[Short exercise] Copy out each line in the material below that has the word "respectively".

——————————

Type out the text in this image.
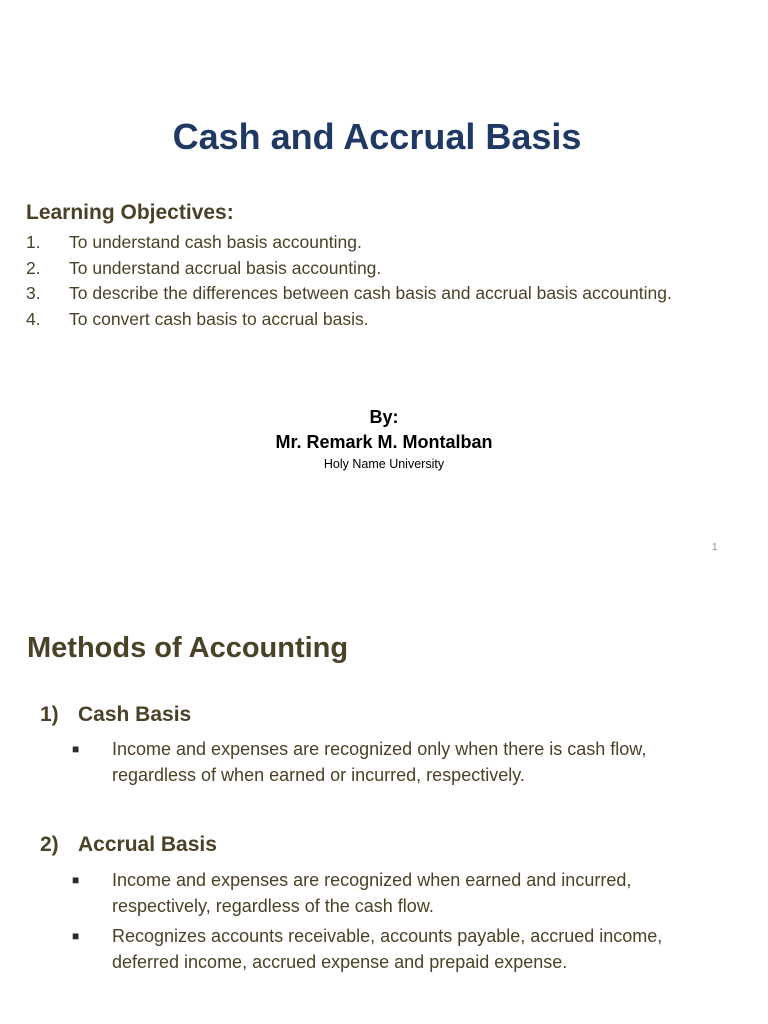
Cash and Accrual Basis
Learning Objectives:
1.	To understand cash basis accounting.
2.	To understand accrual basis accounting.
3.	To describe the differences between cash basis and accrual basis accounting.
4.	To convert cash basis to accrual basis.
By:
Mr. Remark M. Montalban
Holy Name University
1
Methods of Accounting
1) Cash Basis
■	Income and expenses are recognized only when there is cash flow, regardless of when earned or incurred, respectively.
2) Accrual Basis
■	Income and expenses are recognized when earned and incurred, respectively, regardless of the cash flow.
■	Recognizes accounts receivable, accounts payable, accrued income, deferred income, accrued expense and prepaid expense.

——————————

[In response]
■	Income and expenses are recognized only when there is cash flow, regardless of when earned or incurred, respectively.
■	Income and expenses are recognized when earned and incurred, respectively, regardless of the cash flow.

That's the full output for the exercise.